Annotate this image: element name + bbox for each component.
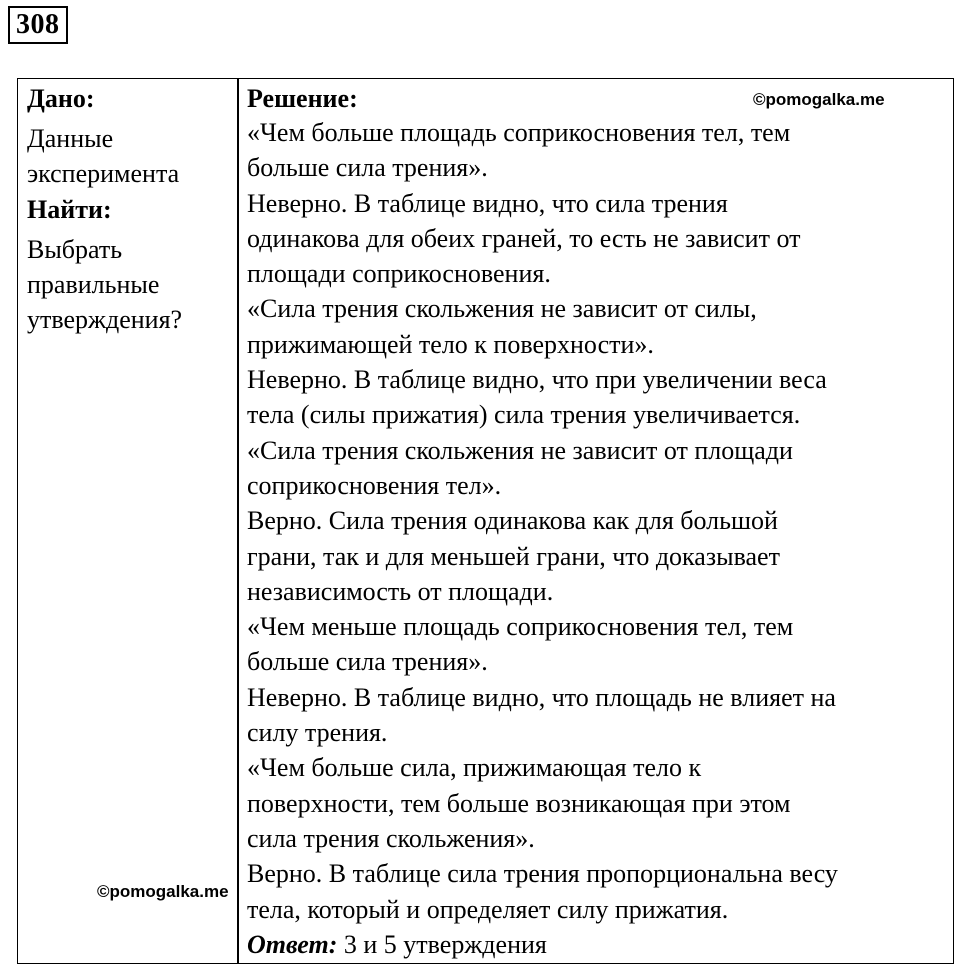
- solution-line: грани, так и для меньшей грани, что доказывает: [247, 541, 780, 571]
- solution-line: больше сила трения».: [247, 647, 488, 677]
- solution-line: одинакова для обеих граней, то есть не зависит от: [247, 223, 801, 253]
- solution-line: больше сила трения».: [247, 153, 488, 183]
- solution-line: Верно. В таблице сила трения пропорциональна весу: [247, 859, 838, 889]
- find-heading: Найти:: [27, 195, 112, 224]
- solution-heading: Решение:: [247, 84, 358, 113]
- solution-line: силу трения.: [247, 718, 388, 748]
- solution-column: [247, 83, 952, 962]
- solution-line: Неверно. В таблице видно, что площадь не влияет на: [247, 682, 836, 712]
- solution-line: «Чем меньше площадь соприкосновения тел, тем: [247, 612, 794, 642]
- given-heading: Дано:: [27, 84, 95, 113]
- column-divider: [237, 79, 239, 963]
- given-text: [27, 121, 232, 191]
- solution-line: поверхности, тем больше возникающая при этом: [247, 788, 791, 818]
- solution-line: «Чем больше площадь соприкосновения тел, тем: [247, 118, 791, 147]
- solution-line: «Сила трения скольжения не зависит от площади: [247, 435, 793, 465]
- answer-text: 3 и 5 утверждения: [337, 929, 547, 959]
- watermark-top: ©pomogalka.me: [753, 90, 885, 109]
- solution-line: соприкосновения тел».: [247, 470, 502, 500]
- solution-line: «Чем больше сила, прижимающая тело к: [247, 753, 702, 783]
- solution-line: Неверно. В таблице видно, что при увеличении веса: [247, 365, 827, 395]
- solution-line: площади соприкосновения.: [247, 259, 551, 289]
- find-line: Выбрать: [27, 235, 123, 264]
- find-line: утверждения?: [27, 305, 183, 334]
- solution-table: [17, 78, 954, 964]
- answer-line: [247, 927, 952, 962]
- given-line: Данные: [27, 124, 114, 153]
- solution-line: Неверно. В таблице видно, что сила трения: [247, 188, 728, 218]
- solution-line: прижимающей тело к поверхности».: [247, 329, 654, 359]
- given-line: эксперимента: [27, 159, 180, 188]
- problem-number: 308: [8, 6, 68, 44]
- given-column: [27, 83, 232, 340]
- solution-line: сила трения скольжения».: [247, 823, 535, 853]
- watermark-bottom: ©pomogalka.me: [97, 882, 229, 901]
- solution-line: тела, который и определяет силу прижатия.: [247, 894, 729, 924]
- solution-line: тела (силы прижатия) сила трения увеличивается.: [247, 400, 801, 430]
- solution-line: Верно. Сила трения одинакова как для большой: [247, 506, 778, 536]
- find-text: [27, 232, 232, 337]
- solution-line: независимость от площади.: [247, 576, 554, 606]
- solution-line: «Сила трения скольжения не зависит от силы,: [247, 294, 757, 324]
- answer-label: Ответ:: [247, 929, 338, 959]
- solution-body: [247, 115, 952, 962]
- find-line: правильные: [27, 270, 160, 299]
==============================
→ **REQUIRED WORK**: Copy every line of the records word for word, leaving out the pictures.

→ **ANSWER FOR THIS EXERCISE**:
Annotate this image: element name + bbox for each component.
- solution-line: грани, так и для меньшей грани, что доказывает: [247, 541, 780, 571]
- solution-line: больше сила трения».: [247, 647, 488, 677]
- solution-line: одинакова для обеих граней, то есть не зависит от: [247, 223, 801, 253]
- solution-line: больше сила трения».: [247, 153, 488, 183]
- solution-line: Верно. В таблице сила трения пропорциональна весу: [247, 859, 838, 889]
- find-heading: Найти:: [27, 195, 112, 224]
- solution-heading: Решение:: [247, 84, 358, 113]
- solution-line: силу трения.: [247, 718, 388, 748]
- solution-column: [247, 83, 952, 962]
- solution-line: Неверно. В таблице видно, что площадь не влияет на: [247, 682, 836, 712]
- solution-line: «Чем меньше площадь соприкосновения тел, тем: [247, 612, 794, 642]
- given-heading: Дано:: [27, 84, 95, 113]
- column-divider: [237, 79, 239, 963]
- given-text: [27, 121, 232, 191]
- solution-line: поверхности, тем больше возникающая при этом: [247, 788, 791, 818]
- solution-line: «Чем больше площадь соприкосновения тел, тем: [247, 118, 791, 147]
- solution-line: «Сила трения скольжения не зависит от площади: [247, 435, 793, 465]
- answer-text: 3 и 5 утверждения: [337, 929, 547, 959]
- watermark-top: ©pomogalka.me: [753, 90, 885, 109]
- solution-line: соприкосновения тел».: [247, 470, 502, 500]
- solution-line: «Чем больше сила, прижимающая тело к: [247, 753, 702, 783]
- solution-line: Неверно. В таблице видно, что при увеличении веса: [247, 365, 827, 395]
- solution-line: площади соприкосновения.: [247, 259, 551, 289]
- find-line: Выбрать: [27, 235, 123, 264]
- find-line: утверждения?: [27, 305, 183, 334]
- solution-table: [17, 78, 954, 964]
- answer-line: [247, 927, 952, 962]
- given-line: Данные: [27, 124, 114, 153]
- solution-line: Неверно. В таблице видно, что сила трения: [247, 188, 728, 218]
- solution-line: прижимающей тело к поверхности».: [247, 329, 654, 359]
- given-line: эксперимента: [27, 159, 180, 188]
- problem-number: 308: [8, 6, 68, 44]
- given-column: [27, 83, 232, 340]
- solution-line: сила трения скольжения».: [247, 823, 535, 853]
- watermark-bottom: ©pomogalka.me: [97, 882, 229, 901]
- solution-line: тела, который и определяет силу прижатия.: [247, 894, 729, 924]
- solution-line: тела (силы прижатия) сила трения увеличивается.: [247, 400, 801, 430]
- solution-line: Верно. Сила трения одинакова как для большой: [247, 506, 778, 536]
- find-text: [27, 232, 232, 337]
- solution-line: независимость от площади.: [247, 576, 554, 606]
- solution-line: «Сила трения скольжения не зависит от силы,: [247, 294, 757, 324]
- answer-label: Ответ:: [247, 929, 338, 959]
- solution-body: [247, 115, 952, 962]
- find-line: правильные: [27, 270, 160, 299]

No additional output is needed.